- [Written instruction]: Find each line with the word "values" in it, then give the total alone.

- [Given data]:
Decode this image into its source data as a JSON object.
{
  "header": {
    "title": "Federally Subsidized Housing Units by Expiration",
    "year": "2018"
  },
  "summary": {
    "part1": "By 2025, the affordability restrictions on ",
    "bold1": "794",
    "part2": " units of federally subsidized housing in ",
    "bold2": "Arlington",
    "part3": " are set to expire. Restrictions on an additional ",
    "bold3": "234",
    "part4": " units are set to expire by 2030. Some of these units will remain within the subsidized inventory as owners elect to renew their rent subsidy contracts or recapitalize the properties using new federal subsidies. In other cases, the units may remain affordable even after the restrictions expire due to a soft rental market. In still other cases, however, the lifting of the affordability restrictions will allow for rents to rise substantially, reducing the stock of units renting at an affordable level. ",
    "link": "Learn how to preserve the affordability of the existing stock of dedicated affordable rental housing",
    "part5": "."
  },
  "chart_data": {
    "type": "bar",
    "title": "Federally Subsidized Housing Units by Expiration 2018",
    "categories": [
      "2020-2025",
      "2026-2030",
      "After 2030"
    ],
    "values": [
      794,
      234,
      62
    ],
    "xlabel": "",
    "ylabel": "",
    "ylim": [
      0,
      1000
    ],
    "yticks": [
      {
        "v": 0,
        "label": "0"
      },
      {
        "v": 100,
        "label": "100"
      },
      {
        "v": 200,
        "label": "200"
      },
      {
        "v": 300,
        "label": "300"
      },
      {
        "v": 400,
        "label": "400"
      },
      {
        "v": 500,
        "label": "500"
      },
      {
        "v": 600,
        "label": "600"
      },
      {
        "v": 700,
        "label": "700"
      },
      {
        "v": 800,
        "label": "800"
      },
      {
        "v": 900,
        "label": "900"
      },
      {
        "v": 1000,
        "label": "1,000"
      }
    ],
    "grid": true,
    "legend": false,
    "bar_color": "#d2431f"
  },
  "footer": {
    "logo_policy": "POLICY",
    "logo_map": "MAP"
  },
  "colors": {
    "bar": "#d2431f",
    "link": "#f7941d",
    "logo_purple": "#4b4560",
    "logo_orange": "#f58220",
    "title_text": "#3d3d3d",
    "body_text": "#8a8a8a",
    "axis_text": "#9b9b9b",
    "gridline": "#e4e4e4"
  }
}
* * *
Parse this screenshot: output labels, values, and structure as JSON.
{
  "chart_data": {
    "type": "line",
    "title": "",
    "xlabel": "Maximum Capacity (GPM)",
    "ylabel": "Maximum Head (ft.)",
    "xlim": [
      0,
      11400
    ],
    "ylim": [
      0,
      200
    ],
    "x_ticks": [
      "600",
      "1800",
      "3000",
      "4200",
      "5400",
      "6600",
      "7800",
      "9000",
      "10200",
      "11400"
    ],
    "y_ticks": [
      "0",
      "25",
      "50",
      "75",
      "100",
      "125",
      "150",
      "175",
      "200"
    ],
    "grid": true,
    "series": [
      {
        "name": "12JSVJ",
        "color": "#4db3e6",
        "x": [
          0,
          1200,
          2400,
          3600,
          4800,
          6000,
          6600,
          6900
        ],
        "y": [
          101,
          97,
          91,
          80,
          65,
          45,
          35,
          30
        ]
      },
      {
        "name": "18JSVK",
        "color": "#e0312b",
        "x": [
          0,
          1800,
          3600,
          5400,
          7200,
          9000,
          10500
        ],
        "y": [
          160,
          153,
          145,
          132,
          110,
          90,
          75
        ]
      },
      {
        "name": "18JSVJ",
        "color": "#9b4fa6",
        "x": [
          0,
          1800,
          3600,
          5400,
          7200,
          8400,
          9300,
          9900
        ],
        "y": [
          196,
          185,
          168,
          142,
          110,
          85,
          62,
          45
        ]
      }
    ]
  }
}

- [Result for this exercise]: 2